# Start of INPUT ROWS

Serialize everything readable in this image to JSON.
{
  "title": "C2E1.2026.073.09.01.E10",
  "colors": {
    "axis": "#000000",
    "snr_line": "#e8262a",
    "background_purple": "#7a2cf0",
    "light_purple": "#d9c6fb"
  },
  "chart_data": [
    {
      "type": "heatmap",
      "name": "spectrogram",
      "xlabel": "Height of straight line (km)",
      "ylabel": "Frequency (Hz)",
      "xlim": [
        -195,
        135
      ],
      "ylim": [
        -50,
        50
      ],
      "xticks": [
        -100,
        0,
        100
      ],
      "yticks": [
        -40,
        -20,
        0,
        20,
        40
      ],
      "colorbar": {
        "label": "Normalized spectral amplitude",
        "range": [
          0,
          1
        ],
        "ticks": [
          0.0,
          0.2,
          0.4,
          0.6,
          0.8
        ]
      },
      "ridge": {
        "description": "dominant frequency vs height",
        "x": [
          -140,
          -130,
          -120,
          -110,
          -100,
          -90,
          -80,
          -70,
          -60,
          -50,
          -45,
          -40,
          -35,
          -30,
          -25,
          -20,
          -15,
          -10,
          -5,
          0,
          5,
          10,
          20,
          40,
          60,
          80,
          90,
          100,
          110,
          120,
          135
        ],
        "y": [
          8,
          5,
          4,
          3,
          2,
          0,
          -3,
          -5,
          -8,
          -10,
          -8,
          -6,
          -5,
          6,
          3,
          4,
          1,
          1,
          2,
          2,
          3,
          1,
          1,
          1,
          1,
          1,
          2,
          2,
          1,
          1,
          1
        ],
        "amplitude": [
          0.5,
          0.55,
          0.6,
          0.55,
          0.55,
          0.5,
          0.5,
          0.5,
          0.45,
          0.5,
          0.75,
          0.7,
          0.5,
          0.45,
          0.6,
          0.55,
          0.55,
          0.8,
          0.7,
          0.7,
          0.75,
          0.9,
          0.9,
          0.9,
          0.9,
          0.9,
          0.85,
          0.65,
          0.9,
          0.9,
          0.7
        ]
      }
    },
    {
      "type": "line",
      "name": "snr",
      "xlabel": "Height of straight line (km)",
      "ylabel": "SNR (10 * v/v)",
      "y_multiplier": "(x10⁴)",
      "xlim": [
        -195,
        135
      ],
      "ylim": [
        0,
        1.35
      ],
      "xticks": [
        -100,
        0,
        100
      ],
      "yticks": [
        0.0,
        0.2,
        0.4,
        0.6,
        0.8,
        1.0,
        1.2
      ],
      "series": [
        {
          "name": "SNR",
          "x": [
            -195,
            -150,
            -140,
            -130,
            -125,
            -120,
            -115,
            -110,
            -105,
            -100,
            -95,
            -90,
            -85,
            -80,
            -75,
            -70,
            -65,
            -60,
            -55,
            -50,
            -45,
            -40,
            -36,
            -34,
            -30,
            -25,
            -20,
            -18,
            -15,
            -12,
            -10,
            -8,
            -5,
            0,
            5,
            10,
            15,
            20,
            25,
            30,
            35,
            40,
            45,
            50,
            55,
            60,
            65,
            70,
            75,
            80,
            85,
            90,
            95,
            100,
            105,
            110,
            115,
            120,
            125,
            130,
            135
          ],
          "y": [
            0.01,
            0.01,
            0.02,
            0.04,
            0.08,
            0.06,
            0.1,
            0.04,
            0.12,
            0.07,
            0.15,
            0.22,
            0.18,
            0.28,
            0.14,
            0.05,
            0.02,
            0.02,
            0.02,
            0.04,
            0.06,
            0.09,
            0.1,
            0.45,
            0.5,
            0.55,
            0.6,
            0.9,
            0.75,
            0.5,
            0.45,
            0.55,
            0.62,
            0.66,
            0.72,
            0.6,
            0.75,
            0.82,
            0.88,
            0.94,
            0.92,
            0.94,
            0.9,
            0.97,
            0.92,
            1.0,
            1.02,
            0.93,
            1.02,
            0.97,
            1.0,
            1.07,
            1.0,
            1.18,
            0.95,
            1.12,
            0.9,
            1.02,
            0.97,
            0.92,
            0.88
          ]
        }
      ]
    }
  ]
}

# End of INPUT ROWS

■ **SHORT PROBLEM**
Pick out the lines that include the word "amplitude" and write them out.

■ **EXERCISE RESPONSE**
        "label": "Normalized spectral amplitude",
        "amplitude": [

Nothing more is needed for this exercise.